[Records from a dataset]
>> start

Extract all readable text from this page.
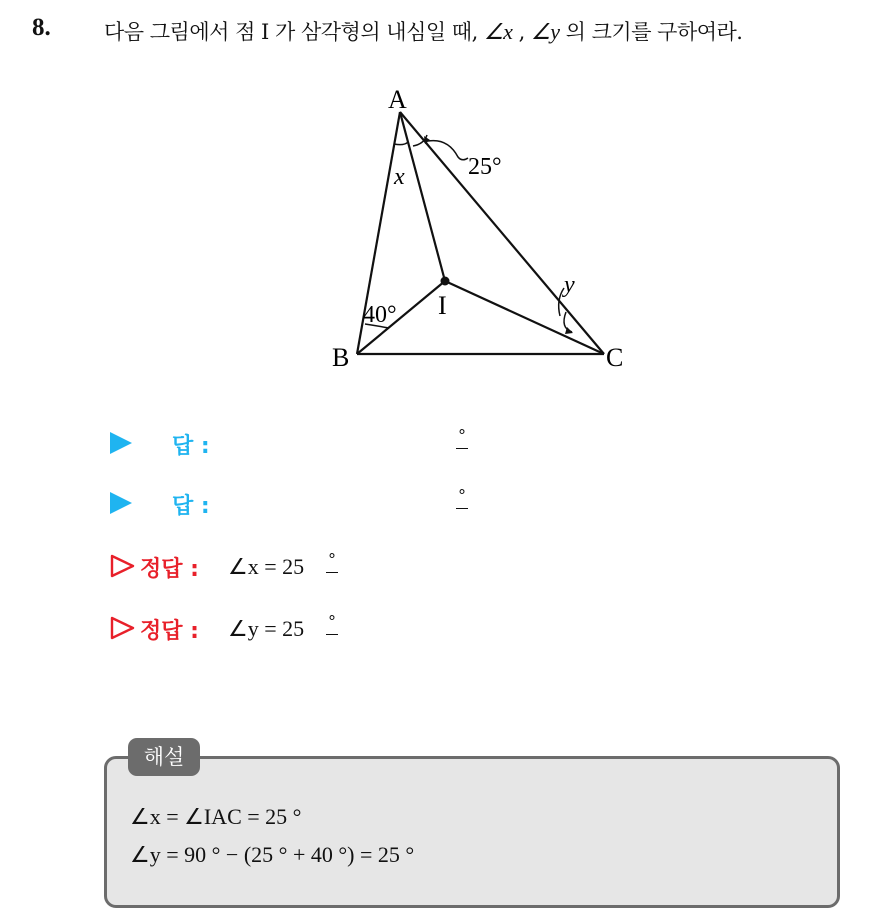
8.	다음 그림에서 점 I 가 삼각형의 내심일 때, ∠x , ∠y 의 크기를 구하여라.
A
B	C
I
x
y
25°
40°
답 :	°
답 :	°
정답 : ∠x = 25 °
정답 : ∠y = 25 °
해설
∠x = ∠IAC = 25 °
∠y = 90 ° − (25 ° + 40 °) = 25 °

>> end

### TASK DETAILS
Reproduce all entries exactly. Pictures do not belong in the copy.

### RESPONSE BELOW
Extract all readable text from this page.
8.	다음 그림에서 점 I 가 삼각형의 내심일 때, ∠x , ∠y 의 크기를 구하여라.
A
B	C
I
x
y
25°
40°
답 :	°
답 :	°
정답 : ∠x = 25 °
정답 : ∠y = 25 °
해설
∠x = ∠IAC = 25 °
∠y = 90 ° − (25 ° + 40 °) = 25 °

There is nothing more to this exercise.